> What you will do
Reproduce only the lines that run from the line with "Give me the" to the last line of the material, both ends included, exactly as they appear.

> Entries provided
■ ■ ■ ■ ■ ■ ■

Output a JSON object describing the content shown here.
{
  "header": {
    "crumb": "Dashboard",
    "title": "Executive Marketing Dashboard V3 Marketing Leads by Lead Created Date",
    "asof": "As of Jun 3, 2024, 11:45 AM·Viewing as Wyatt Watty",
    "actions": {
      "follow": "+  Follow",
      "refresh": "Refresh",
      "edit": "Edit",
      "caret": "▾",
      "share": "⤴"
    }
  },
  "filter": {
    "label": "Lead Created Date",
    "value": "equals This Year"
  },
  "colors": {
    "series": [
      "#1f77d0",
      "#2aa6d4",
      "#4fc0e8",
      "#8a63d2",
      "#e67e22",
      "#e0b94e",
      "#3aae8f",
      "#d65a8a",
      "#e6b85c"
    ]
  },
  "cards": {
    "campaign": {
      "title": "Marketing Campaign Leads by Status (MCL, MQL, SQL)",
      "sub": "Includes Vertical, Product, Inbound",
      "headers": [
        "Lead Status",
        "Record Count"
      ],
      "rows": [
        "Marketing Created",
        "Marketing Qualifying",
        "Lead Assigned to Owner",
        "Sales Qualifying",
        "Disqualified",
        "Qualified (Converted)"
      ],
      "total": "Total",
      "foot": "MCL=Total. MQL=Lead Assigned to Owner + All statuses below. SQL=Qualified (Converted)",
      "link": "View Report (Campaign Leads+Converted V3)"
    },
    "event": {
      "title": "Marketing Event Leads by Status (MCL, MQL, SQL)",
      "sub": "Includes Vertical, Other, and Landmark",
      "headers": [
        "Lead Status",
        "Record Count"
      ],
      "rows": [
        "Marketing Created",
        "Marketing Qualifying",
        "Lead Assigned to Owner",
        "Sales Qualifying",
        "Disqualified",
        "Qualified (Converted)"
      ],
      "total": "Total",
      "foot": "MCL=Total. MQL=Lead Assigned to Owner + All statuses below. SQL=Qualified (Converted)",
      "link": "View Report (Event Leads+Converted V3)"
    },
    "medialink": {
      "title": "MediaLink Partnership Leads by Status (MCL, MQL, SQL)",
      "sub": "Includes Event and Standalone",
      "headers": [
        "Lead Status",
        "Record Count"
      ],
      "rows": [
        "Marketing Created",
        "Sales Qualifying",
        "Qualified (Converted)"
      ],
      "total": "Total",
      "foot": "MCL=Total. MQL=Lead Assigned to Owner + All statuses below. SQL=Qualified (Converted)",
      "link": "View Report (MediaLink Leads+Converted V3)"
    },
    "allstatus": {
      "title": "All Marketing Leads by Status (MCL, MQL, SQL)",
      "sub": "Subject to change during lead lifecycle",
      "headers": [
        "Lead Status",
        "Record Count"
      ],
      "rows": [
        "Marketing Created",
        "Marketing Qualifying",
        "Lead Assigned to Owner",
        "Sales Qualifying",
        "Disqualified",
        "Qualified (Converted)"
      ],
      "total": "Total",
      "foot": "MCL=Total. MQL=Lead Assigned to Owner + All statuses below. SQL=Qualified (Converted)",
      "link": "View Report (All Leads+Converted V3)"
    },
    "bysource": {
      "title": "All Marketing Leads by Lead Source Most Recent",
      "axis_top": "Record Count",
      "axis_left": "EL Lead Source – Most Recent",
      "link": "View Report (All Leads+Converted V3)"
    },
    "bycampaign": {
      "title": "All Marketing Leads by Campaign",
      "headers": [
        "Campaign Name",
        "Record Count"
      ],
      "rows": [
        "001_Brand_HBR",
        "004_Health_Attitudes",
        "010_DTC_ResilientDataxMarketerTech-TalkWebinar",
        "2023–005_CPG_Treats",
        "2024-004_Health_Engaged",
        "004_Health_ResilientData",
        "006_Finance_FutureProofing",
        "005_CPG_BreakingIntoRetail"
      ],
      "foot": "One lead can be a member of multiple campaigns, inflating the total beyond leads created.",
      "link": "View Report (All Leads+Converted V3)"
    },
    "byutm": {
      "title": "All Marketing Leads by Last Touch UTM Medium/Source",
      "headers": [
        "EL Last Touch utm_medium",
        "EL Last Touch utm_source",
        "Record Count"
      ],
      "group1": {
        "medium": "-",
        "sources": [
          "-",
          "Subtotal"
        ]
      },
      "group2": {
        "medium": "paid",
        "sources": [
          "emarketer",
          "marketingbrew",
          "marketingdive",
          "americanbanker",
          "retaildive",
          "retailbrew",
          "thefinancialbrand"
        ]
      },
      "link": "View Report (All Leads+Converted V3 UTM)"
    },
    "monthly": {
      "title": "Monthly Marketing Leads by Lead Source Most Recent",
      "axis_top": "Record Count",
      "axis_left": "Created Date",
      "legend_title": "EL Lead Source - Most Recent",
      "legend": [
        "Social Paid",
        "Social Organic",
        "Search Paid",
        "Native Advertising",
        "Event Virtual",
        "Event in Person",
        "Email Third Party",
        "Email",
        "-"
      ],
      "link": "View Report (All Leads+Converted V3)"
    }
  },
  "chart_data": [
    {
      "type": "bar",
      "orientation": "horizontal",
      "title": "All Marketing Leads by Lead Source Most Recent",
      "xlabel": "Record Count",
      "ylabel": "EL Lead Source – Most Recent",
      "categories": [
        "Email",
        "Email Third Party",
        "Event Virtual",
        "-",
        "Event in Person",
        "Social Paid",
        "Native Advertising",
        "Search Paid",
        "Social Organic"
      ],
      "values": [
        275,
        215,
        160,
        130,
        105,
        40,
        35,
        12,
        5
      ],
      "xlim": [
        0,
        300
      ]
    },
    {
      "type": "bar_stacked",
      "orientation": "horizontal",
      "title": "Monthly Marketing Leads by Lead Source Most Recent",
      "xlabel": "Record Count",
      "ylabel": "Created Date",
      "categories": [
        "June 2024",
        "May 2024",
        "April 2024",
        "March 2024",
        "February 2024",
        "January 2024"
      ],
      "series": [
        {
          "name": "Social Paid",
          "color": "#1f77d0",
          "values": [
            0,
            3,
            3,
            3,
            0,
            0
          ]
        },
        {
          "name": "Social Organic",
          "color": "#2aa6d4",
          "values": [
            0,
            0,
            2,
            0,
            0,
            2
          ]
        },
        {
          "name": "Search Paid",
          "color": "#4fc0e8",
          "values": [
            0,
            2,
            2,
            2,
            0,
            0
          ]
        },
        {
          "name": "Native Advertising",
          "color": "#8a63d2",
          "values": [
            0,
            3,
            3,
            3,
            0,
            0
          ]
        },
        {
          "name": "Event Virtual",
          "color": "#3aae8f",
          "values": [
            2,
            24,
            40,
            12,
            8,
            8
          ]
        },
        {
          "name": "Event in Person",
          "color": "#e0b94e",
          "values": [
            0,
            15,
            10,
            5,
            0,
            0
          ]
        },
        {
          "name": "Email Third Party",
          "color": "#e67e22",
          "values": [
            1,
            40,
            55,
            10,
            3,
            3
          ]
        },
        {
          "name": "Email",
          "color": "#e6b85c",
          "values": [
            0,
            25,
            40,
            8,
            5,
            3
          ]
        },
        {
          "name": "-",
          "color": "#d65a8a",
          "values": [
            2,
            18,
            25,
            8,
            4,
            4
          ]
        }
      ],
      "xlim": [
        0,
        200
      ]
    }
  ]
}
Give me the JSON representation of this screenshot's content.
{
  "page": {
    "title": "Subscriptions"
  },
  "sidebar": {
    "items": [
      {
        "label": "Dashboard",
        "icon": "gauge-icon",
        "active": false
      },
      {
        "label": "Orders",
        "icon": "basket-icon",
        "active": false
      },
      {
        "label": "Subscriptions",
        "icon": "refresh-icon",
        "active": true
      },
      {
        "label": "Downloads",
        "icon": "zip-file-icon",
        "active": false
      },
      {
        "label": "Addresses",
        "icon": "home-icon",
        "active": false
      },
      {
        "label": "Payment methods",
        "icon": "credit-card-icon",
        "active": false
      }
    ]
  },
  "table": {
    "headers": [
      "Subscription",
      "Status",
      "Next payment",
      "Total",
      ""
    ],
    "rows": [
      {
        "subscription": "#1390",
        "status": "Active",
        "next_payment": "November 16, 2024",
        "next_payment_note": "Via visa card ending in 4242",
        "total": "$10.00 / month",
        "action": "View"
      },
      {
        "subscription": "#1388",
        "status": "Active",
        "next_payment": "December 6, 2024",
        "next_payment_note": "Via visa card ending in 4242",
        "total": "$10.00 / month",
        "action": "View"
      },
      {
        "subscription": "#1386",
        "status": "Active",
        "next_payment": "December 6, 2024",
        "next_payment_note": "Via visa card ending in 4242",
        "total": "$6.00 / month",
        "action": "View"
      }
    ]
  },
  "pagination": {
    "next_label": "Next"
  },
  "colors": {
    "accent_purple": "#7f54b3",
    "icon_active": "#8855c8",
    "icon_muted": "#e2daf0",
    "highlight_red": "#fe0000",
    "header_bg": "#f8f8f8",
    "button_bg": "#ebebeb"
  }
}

■ ■ ■ ■ ■ ■ ■

> Complete response
Give me the JSON representation of this screenshot's content.
{
  "page": {
    "title": "Subscriptions"
  },
  "sidebar": {
    "items": [
      {
        "label": "Dashboard",
        "icon": "gauge-icon",
        "active": false
      },
      {
        "label": "Orders",
        "icon": "basket-icon",
        "active": false
      },
      {
        "label": "Subscriptions",
        "icon": "refresh-icon",
        "active": true
      },
      {
        "label": "Downloads",
        "icon": "zip-file-icon",
        "active": false
      },
      {
        "label": "Addresses",
        "icon": "home-icon",
        "active": false
      },
      {
        "label": "Payment methods",
        "icon": "credit-card-icon",
        "active": false
      }
    ]
  },
  "table": {
    "headers": [
      "Subscription",
      "Status",
      "Next payment",
      "Total",
      ""
    ],
    "rows": [
      {
        "subscription": "#1390",
        "status": "Active",
        "next_payment": "November 16, 2024",
        "next_payment_note": "Via visa card ending in 4242",
        "total": "$10.00 / month",
        "action": "View"
      },
      {
        "subscription": "#1388",
        "status": "Active",
        "next_payment": "December 6, 2024",
        "next_payment_note": "Via visa card ending in 4242",
        "total": "$10.00 / month",
        "action": "View"
      },
      {
        "subscription": "#1386",
        "status": "Active",
        "next_payment": "December 6, 2024",
        "next_payment_note": "Via visa card ending in 4242",
        "total": "$6.00 / month",
        "action": "View"
      }
    ]
  },
  "pagination": {
    "next_label": "Next"
  },
  "colors": {
    "accent_purple": "#7f54b3",
    "icon_active": "#8855c8",
    "icon_muted": "#e2daf0",
    "highlight_red": "#fe0000",
    "header_bg": "#f8f8f8",
    "button_bg": "#ebebeb"
  }
}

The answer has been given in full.